**THE EXERCISE:**
Each of the entries should be retyped precisely as it appears.

(Stored items)
"""

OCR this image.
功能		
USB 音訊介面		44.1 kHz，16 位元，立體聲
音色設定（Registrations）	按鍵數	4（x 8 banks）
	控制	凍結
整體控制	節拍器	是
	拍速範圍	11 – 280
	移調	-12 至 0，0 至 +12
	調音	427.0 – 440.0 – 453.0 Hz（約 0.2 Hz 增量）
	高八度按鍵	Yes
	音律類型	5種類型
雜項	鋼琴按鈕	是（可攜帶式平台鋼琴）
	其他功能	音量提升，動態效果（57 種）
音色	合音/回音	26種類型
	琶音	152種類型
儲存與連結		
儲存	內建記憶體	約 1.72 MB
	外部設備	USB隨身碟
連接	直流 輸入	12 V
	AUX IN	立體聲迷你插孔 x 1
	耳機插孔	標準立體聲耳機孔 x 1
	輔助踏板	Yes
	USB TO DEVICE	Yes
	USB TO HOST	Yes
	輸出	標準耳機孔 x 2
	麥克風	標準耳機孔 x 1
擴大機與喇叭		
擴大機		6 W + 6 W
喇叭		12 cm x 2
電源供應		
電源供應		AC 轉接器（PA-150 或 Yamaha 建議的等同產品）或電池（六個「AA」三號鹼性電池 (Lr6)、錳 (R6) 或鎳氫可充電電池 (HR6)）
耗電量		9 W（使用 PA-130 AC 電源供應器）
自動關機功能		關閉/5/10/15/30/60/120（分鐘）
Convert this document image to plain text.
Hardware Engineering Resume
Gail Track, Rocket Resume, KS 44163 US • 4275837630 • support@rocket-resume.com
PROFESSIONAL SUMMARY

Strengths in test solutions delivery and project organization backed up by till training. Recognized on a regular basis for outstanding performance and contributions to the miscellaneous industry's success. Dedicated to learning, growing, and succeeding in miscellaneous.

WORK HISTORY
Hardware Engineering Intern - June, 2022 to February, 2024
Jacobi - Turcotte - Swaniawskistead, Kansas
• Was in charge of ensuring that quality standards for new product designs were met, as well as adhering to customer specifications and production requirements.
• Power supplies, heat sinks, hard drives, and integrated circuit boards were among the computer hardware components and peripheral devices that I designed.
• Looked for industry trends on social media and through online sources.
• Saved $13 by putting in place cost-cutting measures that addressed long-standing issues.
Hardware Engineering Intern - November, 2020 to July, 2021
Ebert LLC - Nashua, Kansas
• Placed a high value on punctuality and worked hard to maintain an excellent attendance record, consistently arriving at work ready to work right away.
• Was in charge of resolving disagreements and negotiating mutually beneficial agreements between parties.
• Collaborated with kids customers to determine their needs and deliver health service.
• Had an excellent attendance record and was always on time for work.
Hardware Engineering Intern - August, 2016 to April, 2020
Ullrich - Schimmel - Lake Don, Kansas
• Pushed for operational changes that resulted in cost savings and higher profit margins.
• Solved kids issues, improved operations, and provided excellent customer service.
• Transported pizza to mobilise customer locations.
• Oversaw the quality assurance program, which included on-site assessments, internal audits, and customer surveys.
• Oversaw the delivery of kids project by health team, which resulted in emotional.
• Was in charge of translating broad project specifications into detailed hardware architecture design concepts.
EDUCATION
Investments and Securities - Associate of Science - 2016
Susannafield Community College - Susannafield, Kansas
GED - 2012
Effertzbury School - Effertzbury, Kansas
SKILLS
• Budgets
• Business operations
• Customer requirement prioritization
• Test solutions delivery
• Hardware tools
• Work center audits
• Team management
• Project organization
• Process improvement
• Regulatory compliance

"""

**ANSWER TO THE PROBLEM:**
OCR this image.
功能		
USB 音訊介面		44.1 kHz，16 位元，立體聲
音色設定（Registrations）	按鍵數	4（x 8 banks）
	控制	凍結
整體控制	節拍器	是
	拍速範圍	11 – 280
	移調	-12 至 0，0 至 +12
	調音	427.0 – 440.0 – 453.0 Hz（約 0.2 Hz 增量）
	高八度按鍵	Yes
	音律類型	5種類型
雜項	鋼琴按鈕	是（可攜帶式平台鋼琴）
	其他功能	音量提升，動態效果（57 種）
音色	合音/回音	26種類型
	琶音	152種類型
儲存與連結		
儲存	內建記憶體	約 1.72 MB
	外部設備	USB隨身碟
連接	直流 輸入	12 V
	AUX IN	立體聲迷你插孔 x 1
	耳機插孔	標準立體聲耳機孔 x 1
	輔助踏板	Yes
	USB TO DEVICE	Yes
	USB TO HOST	Yes
	輸出	標準耳機孔 x 2
	麥克風	標準耳機孔 x 1
擴大機與喇叭		
擴大機		6 W + 6 W
喇叭		12 cm x 2
電源供應		
電源供應		AC 轉接器（PA-150 或 Yamaha 建議的等同產品）或電池（六個「AA」三號鹼性電池 (Lr6)、錳 (R6) 或鎳氫可充電電池 (HR6)）
耗電量		9 W（使用 PA-130 AC 電源供應器）
自動關機功能		關閉/5/10/15/30/60/120（分鐘）
Convert this document image to plain text.
Hardware Engineering Resume
Gail Track, Rocket Resume, KS 44163 US • 4275837630 • support@rocket-resume.com
PROFESSIONAL SUMMARY

Strengths in test solutions delivery and project organization backed up by till training. Recognized on a regular basis for outstanding performance and contributions to the miscellaneous industry's success. Dedicated to learning, growing, and succeeding in miscellaneous.

WORK HISTORY
Hardware Engineering Intern - June, 2022 to February, 2024
Jacobi - Turcotte - Swaniawskistead, Kansas
• Was in charge of ensuring that quality standards for new product designs were met, as well as adhering to customer specifications and production requirements.
• Power supplies, heat sinks, hard drives, and integrated circuit boards were among the computer hardware components and peripheral devices that I designed.
• Looked for industry trends on social media and through online sources.
• Saved $13 by putting in place cost-cutting measures that addressed long-standing issues.
Hardware Engineering Intern - November, 2020 to July, 2021
Ebert LLC - Nashua, Kansas
• Placed a high value on punctuality and worked hard to maintain an excellent attendance record, consistently arriving at work ready to work right away.
• Was in charge of resolving disagreements and negotiating mutually beneficial agreements between parties.
• Collaborated with kids customers to determine their needs and deliver health service.
• Had an excellent attendance record and was always on time for work.
Hardware Engineering Intern - August, 2016 to April, 2020
Ullrich - Schimmel - Lake Don, Kansas
• Pushed for operational changes that resulted in cost savings and higher profit margins.
• Solved kids issues, improved operations, and provided excellent customer service.
• Transported pizza to mobilise customer locations.
• Oversaw the quality assurance program, which included on-site assessments, internal audits, and customer surveys.
• Oversaw the delivery of kids project by health team, which resulted in emotional.
• Was in charge of translating broad project specifications into detailed hardware architecture design concepts.
EDUCATION
Investments and Securities - Associate of Science - 2016
Susannafield Community College - Susannafield, Kansas
GED - 2012
Effertzbury School - Effertzbury, Kansas
SKILLS
• Budgets
• Business operations
• Customer requirement prioritization
• Test solutions delivery
• Hardware tools
• Work center audits
• Team management
• Project organization
• Process improvement
• Regulatory compliance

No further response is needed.